Stored data entries:
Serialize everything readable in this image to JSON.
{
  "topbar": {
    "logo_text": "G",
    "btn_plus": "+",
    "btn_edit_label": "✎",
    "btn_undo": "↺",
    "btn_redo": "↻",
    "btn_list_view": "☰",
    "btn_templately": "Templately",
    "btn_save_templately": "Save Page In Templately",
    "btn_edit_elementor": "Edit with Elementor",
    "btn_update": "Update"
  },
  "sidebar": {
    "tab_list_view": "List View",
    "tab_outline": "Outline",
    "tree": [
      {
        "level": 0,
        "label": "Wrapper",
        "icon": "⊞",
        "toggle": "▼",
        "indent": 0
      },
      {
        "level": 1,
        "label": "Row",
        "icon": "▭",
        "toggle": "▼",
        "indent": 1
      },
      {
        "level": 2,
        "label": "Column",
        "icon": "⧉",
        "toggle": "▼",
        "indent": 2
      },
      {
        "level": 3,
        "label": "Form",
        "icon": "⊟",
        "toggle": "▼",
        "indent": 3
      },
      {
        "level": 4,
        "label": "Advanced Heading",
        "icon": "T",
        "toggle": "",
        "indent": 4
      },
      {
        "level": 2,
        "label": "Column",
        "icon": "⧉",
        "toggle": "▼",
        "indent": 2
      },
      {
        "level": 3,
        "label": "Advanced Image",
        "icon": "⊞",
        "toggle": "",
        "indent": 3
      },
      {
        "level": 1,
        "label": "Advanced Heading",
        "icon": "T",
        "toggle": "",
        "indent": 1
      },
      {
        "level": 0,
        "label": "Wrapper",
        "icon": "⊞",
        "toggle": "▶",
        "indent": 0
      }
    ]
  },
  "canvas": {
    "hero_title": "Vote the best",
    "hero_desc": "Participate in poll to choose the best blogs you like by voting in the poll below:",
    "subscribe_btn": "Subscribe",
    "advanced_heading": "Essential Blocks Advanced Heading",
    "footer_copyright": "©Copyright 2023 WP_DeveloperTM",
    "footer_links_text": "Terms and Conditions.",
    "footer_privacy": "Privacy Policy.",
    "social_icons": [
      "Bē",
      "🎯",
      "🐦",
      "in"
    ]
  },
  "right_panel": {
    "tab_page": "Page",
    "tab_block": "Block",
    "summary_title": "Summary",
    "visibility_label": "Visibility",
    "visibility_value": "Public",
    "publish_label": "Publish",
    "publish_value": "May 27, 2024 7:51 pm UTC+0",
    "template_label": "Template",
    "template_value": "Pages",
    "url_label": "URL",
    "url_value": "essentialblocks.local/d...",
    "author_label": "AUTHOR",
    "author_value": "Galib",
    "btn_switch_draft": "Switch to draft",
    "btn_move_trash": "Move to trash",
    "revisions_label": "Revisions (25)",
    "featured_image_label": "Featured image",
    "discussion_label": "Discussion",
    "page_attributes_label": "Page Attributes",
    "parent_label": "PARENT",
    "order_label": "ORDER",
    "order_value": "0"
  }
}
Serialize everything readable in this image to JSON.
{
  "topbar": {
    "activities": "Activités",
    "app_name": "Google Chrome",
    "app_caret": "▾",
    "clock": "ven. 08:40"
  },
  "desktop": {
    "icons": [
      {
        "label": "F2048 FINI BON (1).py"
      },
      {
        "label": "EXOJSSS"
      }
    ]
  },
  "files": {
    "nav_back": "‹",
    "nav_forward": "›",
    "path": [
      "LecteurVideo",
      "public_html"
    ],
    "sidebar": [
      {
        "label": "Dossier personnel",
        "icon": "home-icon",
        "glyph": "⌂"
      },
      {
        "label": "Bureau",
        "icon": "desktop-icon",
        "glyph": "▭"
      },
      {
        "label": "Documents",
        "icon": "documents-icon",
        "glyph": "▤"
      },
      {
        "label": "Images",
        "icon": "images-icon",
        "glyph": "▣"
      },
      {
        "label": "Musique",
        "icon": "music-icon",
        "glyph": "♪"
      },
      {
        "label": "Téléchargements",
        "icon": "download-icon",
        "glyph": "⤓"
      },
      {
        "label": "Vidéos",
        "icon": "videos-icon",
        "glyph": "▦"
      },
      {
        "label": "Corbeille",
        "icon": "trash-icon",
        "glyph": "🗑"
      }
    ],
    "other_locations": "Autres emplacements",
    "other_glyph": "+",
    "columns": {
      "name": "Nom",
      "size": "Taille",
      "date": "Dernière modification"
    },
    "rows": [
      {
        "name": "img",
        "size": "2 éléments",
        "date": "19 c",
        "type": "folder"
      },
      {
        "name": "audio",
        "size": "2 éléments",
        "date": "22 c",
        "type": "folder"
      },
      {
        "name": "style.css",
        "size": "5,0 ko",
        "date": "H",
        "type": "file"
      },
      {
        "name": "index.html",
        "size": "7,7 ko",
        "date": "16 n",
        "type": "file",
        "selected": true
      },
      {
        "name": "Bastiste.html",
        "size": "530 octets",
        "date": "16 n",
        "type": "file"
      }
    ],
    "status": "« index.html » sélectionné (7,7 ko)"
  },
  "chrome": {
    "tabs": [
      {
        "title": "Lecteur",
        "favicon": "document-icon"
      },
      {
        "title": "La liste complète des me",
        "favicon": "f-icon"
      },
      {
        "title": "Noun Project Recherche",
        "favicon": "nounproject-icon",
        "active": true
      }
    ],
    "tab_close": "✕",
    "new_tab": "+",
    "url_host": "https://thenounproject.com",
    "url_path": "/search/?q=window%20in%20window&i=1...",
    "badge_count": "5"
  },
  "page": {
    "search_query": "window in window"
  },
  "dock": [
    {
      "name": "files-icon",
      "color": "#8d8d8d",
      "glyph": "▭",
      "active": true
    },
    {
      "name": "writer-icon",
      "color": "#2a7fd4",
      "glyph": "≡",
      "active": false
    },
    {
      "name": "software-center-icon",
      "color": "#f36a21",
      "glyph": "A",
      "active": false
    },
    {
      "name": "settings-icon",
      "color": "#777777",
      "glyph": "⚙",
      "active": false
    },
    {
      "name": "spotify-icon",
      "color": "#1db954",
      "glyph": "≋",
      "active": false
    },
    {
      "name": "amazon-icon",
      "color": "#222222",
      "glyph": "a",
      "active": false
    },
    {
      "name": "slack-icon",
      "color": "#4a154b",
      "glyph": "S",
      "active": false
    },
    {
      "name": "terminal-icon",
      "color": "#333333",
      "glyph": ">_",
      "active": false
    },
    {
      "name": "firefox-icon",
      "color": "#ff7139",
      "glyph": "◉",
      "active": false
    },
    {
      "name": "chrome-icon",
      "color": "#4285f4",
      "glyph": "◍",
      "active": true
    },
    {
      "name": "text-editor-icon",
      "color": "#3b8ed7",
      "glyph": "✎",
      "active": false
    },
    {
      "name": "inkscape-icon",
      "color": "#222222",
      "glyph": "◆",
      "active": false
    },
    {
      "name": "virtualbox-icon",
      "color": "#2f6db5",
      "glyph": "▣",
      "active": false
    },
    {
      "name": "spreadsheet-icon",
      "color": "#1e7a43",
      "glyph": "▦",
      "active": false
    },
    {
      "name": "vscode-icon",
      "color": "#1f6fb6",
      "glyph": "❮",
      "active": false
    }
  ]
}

WHAT YOU WILL DO - For each line in the data above that contains the string "index", extract the line.

CORRECT RESPONSE -
        "name": "index.html",
    "status": "« index.html » sélectionné (7,7 ko)"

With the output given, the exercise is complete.